Present each line of the entries below that holds the word "Gender".

* [Figure data in JSON]:
------------------------------------------------------------

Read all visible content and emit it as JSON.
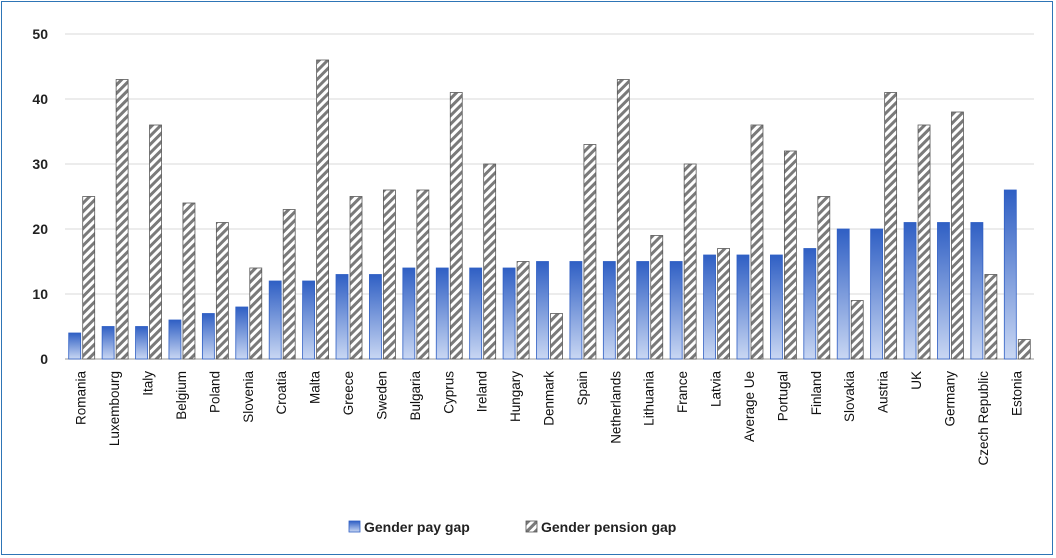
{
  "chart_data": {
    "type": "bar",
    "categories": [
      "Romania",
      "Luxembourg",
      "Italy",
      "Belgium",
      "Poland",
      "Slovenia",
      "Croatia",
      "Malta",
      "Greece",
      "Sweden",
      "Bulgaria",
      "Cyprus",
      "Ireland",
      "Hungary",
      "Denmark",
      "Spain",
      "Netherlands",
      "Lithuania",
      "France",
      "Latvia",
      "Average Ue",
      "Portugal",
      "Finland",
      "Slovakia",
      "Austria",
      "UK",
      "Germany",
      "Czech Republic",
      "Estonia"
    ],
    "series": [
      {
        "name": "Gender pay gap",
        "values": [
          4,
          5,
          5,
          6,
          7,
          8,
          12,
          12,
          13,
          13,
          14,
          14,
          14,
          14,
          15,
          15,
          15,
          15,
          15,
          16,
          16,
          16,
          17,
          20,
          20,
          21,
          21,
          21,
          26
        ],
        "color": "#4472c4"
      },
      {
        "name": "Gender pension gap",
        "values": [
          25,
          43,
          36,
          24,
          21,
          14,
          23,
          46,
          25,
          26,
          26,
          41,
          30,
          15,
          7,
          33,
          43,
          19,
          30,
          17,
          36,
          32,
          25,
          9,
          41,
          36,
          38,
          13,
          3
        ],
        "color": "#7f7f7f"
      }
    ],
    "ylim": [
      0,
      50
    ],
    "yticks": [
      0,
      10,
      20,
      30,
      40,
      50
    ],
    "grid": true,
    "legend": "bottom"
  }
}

------------------------------------------------------------

* [Reply]:
        "name": "Gender pay gap",
        "name": "Gender pension gap",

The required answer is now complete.